STATED EXERCISE | Give the number of lines in the data that hold the word "click", and nothing else.

* BEGIN EXTRACTED RECORDS *

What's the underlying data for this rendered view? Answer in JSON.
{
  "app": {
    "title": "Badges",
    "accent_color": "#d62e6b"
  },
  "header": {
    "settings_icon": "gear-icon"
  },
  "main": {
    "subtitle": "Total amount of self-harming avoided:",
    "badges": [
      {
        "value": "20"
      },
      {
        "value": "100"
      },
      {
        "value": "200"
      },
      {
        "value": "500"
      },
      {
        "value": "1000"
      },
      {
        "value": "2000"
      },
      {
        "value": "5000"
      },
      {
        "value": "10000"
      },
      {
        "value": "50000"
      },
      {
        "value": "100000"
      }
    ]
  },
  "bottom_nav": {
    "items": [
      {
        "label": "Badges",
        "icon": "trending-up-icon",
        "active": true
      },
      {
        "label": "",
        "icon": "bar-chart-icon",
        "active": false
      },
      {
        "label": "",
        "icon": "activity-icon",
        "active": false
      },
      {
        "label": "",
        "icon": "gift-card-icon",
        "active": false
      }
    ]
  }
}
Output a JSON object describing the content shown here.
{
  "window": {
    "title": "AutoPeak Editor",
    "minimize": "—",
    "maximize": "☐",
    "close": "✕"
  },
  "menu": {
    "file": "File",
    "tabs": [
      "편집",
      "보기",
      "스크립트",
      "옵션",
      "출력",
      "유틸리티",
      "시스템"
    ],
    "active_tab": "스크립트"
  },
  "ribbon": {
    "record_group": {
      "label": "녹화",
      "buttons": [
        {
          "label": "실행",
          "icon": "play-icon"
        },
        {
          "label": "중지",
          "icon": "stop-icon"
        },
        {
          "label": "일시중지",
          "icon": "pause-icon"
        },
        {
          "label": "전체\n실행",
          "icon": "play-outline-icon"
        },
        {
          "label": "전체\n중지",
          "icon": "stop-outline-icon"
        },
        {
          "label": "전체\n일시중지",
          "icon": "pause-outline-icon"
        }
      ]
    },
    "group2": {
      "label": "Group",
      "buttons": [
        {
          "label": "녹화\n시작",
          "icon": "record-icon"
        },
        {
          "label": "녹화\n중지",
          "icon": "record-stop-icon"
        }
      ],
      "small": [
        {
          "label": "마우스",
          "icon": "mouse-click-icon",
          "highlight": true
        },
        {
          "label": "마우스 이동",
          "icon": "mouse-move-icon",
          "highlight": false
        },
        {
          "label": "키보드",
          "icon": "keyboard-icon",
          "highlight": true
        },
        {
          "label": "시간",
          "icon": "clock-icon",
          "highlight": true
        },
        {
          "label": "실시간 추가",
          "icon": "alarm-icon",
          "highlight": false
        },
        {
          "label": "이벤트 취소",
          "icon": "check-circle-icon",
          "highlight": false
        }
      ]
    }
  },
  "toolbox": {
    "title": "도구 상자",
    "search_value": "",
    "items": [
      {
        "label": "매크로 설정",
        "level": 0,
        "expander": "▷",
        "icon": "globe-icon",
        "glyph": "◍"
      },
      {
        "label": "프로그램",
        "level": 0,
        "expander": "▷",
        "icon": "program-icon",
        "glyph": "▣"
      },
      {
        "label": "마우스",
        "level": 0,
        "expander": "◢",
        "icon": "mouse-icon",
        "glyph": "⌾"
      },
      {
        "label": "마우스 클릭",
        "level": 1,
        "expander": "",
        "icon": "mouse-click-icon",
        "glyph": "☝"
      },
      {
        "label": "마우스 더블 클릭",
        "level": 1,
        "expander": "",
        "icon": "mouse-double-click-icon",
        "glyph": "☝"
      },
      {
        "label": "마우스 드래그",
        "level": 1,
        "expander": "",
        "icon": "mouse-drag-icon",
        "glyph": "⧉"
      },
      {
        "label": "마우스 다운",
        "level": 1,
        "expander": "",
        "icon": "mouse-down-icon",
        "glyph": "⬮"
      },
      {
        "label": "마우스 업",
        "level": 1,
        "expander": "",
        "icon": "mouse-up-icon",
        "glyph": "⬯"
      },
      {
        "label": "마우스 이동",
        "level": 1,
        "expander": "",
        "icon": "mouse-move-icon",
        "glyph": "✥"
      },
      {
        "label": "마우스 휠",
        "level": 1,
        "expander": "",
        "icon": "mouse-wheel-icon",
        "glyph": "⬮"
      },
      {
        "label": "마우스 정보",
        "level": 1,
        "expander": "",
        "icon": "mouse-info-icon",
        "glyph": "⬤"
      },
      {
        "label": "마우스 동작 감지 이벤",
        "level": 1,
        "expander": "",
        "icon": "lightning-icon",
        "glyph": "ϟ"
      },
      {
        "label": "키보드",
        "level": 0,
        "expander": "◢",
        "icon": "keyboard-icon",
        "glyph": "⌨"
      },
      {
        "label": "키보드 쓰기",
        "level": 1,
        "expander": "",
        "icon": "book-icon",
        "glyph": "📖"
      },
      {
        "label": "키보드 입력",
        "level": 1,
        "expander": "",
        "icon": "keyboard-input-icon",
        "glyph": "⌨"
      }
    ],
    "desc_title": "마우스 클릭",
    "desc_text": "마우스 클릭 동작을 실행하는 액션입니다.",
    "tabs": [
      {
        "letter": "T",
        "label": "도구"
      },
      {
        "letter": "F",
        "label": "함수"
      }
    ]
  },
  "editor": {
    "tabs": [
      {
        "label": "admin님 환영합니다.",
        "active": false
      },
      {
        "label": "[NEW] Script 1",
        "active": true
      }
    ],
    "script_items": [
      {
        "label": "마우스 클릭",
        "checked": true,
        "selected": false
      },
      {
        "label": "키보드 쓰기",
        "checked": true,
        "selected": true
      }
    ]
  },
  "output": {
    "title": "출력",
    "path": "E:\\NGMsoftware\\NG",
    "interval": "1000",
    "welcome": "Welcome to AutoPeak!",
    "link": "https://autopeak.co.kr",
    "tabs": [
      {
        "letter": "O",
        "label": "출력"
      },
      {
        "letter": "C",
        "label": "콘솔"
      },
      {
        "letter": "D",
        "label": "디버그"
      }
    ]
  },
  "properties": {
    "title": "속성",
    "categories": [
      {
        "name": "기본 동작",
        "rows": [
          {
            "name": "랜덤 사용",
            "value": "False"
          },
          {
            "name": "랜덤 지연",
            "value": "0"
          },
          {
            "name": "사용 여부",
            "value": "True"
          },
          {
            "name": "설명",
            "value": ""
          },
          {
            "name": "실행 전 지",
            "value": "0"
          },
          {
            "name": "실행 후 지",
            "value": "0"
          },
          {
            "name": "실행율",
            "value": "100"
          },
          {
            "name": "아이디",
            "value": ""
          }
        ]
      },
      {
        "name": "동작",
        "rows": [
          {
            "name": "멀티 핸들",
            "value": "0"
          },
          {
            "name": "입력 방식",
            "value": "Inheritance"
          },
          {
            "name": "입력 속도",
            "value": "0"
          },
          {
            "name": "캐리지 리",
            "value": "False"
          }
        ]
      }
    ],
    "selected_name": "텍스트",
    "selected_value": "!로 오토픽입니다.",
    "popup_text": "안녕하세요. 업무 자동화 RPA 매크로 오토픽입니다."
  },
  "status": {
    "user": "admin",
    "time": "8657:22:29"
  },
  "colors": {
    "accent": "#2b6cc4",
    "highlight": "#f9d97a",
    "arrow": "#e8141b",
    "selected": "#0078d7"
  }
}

* END EXTRACTED RECORDS *

TASK ANSWER | 3